— Ziel 1 —
Geben Sie aus der Rezension den Abschnitt zwischen „Besprochene Bücher /“ und „Feld zu erkämpfen.“ einschließlich wortgetreu aus.
- - - -
Pathologie als Habitus?

Carolin John-Wenndorfs Studie „Der öffentliche Autor. Über die Selbstinszenierung von Schriftstellern“ besticht durch ihre breite Anlage

Von Regina RoßbachRSS-Newsfeed neuer Artikel von Regina Roßbach

Besprochene Bücher / Literaturhinweise

Wie lässt es sich deuten, dass Günter Grass sich als leidenschaftlicher Koch ausgibt und auf Fotos mit einer großen Kelle aus dem Suppentopf schöpfend posiert? Und warum setzt Elfriede Jelinek ein Schweinchen als Signatur unter ihre E-Mails und bekräftigt immer wieder ihren „intensiven Selbsthass“? Carolin John-Wenndorf macht in ihrer Studie „Der öffentliche Autor. Über die Selbstinszenierung von Schriftstellern“ den Vorschlag, sich den Selbstpräsentationen von Autoren mithilfe einer „feldbasierten mythologischen Diskursanalyse“ zu nähern. Autoren kreieren in diesem Sinne individuelle Mythen, mit denen sie sich der Diskursmuster individuell bedienen, um sich durch Konkurrenz und Distinktion von anderen eine eigene Position im literarischen Feld zu erkämpfen.
- - - -
— Ziel 2 —
Schreiben Sie die Zeilen der Auflistung vom Anfang bis einschließlich der Zeile mit „app-yizhibo[interactable]: 一直播 [358,54,526,210]“ neu und ersetzen Sie darin „app-label“ durch „app-name“. Alles Übrige bleibt unverändert.
- - - -
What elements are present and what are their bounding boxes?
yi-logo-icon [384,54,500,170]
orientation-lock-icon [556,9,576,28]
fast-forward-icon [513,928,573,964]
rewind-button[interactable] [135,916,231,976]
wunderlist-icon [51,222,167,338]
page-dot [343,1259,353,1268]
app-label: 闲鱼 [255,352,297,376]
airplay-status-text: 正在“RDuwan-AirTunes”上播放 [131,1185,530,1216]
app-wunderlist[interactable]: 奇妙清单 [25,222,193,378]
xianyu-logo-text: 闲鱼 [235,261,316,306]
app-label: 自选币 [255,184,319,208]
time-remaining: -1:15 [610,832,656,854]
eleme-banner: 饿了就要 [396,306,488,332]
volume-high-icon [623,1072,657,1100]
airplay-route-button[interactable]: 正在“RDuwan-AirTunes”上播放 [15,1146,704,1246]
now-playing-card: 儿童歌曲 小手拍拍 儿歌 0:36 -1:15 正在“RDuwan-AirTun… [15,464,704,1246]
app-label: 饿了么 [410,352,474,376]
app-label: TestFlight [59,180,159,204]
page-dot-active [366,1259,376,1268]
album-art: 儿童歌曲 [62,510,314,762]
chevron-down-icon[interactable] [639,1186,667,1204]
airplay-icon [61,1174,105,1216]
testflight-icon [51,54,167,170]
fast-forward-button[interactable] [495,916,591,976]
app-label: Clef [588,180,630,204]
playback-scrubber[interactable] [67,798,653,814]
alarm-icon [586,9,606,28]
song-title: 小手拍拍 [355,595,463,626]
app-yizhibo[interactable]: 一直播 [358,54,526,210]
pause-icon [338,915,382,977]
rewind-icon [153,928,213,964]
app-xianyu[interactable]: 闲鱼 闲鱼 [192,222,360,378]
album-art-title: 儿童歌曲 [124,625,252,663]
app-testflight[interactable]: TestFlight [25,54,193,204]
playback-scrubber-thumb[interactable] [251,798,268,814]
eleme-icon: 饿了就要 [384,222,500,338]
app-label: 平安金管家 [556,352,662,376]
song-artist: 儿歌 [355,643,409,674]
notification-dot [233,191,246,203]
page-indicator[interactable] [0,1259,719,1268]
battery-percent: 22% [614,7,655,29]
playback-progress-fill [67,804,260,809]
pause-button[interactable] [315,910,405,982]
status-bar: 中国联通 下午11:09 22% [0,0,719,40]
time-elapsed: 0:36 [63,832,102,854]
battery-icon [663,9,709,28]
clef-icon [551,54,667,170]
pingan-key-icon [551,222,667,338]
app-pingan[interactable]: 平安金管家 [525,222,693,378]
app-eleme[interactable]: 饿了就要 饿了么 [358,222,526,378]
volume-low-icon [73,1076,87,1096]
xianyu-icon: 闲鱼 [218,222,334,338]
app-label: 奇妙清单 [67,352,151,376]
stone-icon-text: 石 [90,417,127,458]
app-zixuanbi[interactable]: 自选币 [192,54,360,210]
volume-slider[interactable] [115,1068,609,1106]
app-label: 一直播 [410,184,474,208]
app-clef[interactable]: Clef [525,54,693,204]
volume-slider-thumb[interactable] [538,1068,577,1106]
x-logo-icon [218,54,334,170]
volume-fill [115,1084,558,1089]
- - - -
— Vollständige Lösung 1 —
Besprochene Bücher / Literaturhinweise

Wie lässt es sich deuten, dass Günter Grass sich als leidenschaftlicher Koch ausgibt und auf Fotos mit einer großen Kelle aus dem Suppentopf schöpfend posiert? Und warum setzt Elfriede Jelinek ein Schweinchen als Signatur unter ihre E-Mails und bekräftigt immer wieder ihren „intensiven Selbsthass“? Carolin John-Wenndorf macht in ihrer Studie „Der öffentliche Autor. Über die Selbstinszenierung von Schriftstellern“ den Vorschlag, sich den Selbstpräsentationen von Autoren mithilfe einer „feldbasierten mythologischen Diskursanalyse“ zu nähern. Autoren kreieren in diesem Sinne individuelle Mythen, mit denen sie sich der Diskursmuster individuell bedienen, um sich durch Konkurrenz und Distinktion von anderen eine eigene Position im literarischen Feld zu erkämpfen.

— Vollständige Lösung 2 —
What elements are present and what are their bounding boxes?
yi-logo-icon [384,54,500,170]
orientation-lock-icon [556,9,576,28]
fast-forward-icon [513,928,573,964]
rewind-button[interactable] [135,916,231,976]
wunderlist-icon [51,222,167,338]
page-dot [343,1259,353,1268]
app-name: 闲鱼 [255,352,297,376]
airplay-status-text: 正在“RDuwan-AirTunes”上播放 [131,1185,530,1216]
app-wunderlist[interactable]: 奇妙清单 [25,222,193,378]
xianyu-logo-text: 闲鱼 [235,261,316,306]
app-name: 自选币 [255,184,319,208]
time-remaining: -1:15 [610,832,656,854]
eleme-banner: 饿了就要 [396,306,488,332]
volume-high-icon [623,1072,657,1100]
airplay-route-button[interactable]: 正在“RDuwan-AirTunes”上播放 [15,1146,704,1246]
now-playing-card: 儿童歌曲 小手拍拍 儿歌 0:36 -1:15 正在“RDuwan-AirTun… [15,464,704,1246]
app-name: 饿了么 [410,352,474,376]
app-name: TestFlight [59,180,159,204]
page-dot-active [366,1259,376,1268]
album-art: 儿童歌曲 [62,510,314,762]
chevron-down-icon[interactable] [639,1186,667,1204]
airplay-icon [61,1174,105,1216]
testflight-icon [51,54,167,170]
fast-forward-button[interactable] [495,916,591,976]
app-name: Clef [588,180,630,204]
playback-scrubber[interactable] [67,798,653,814]
alarm-icon [586,9,606,28]
song-title: 小手拍拍 [355,595,463,626]
app-yizhibo[interactable]: 一直播 [358,54,526,210]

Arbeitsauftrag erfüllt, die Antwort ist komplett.